-- Problem to solve --
All records must be quoted exactly. Omit the pictures.

(Data items)
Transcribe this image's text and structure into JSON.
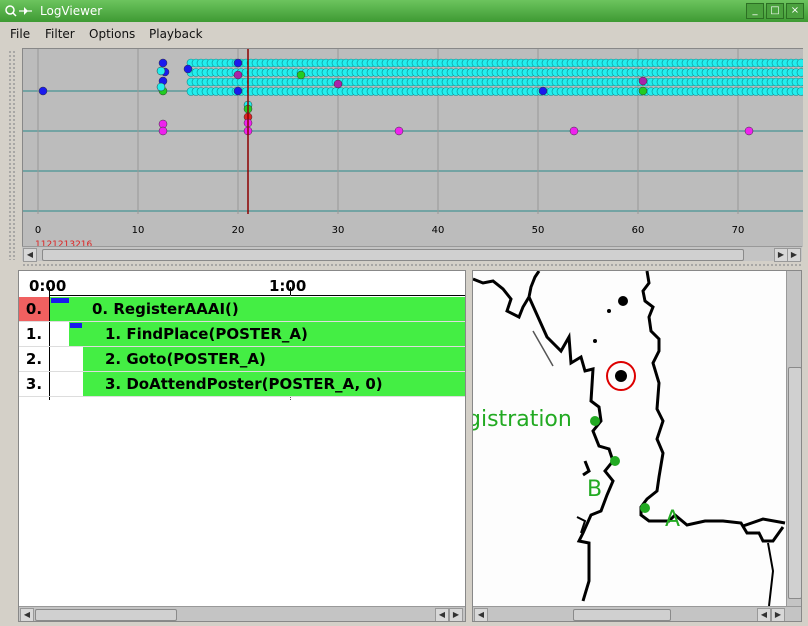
{
  "window": {
    "title": "LogViewer"
  },
  "menu": [
    {
      "label": "File"
    },
    {
      "label": "Filter"
    },
    {
      "label": "Options"
    },
    {
      "label": "Playback"
    }
  ],
  "timeline": {
    "axis_ticks": [
      "0",
      "10",
      "20",
      "30",
      "40",
      "50",
      "60",
      "70"
    ],
    "timestamp": "1121213216",
    "cursor_value": 21
  },
  "task_panel": {
    "time_start": "0:00",
    "time_mid": "1:00",
    "tasks": [
      {
        "index": "0.",
        "label": "0. RegisterAAAI()"
      },
      {
        "index": "1.",
        "label": "1. FindPlace(POSTER_A)"
      },
      {
        "index": "2.",
        "label": "2. Goto(POSTER_A)"
      },
      {
        "index": "3.",
        "label": "3. DoAttendPoster(POSTER_A, 0)"
      }
    ]
  },
  "map": {
    "labels": {
      "registration": "gistration",
      "b": "B",
      "a": "A"
    }
  },
  "colors": {
    "task_bar": "#44ee44",
    "active_task": "#f06060",
    "progress": "#1a1aee",
    "cursor": "#8b0000",
    "map_label": "#22aa22"
  }
}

-- Response --
Transcribe this image's text and structure into JSON.
{
  "window": {
    "title": "LogViewer"
  },
  "menu": [
    {
      "label": "File"
    },
    {
      "label": "Filter"
    },
    {
      "label": "Options"
    },
    {
      "label": "Playback"
    }
  ],
  "timeline": {
    "axis_ticks": [
      "0",
      "10",
      "20",
      "30",
      "40",
      "50",
      "60",
      "70"
    ],
    "timestamp": "1121213216",
    "cursor_value": 21
  },
  "task_panel": {
    "time_start": "0:00",
    "time_mid": "1:00",
    "tasks": [
      {
        "index": "0.",
        "label": "0. RegisterAAAI()"
      },
      {
        "index": "1.",
        "label": "1. FindPlace(POSTER_A)"
      },
      {
        "index": "2.",
        "label": "2. Goto(POSTER_A)"
      },
      {
        "index": "3.",
        "label": "3. DoAttendPoster(POSTER_A, 0)"
      }
    ]
  },
  "map": {
    "labels": {
      "registration": "gistration",
      "b": "B",
      "a": "A"
    }
  },
  "colors": {
    "task_bar": "#44ee44",
    "active_task": "#f06060",
    "progress": "#1a1aee",
    "cursor": "#8b0000",
    "map_label": "#22aa22"
  }
}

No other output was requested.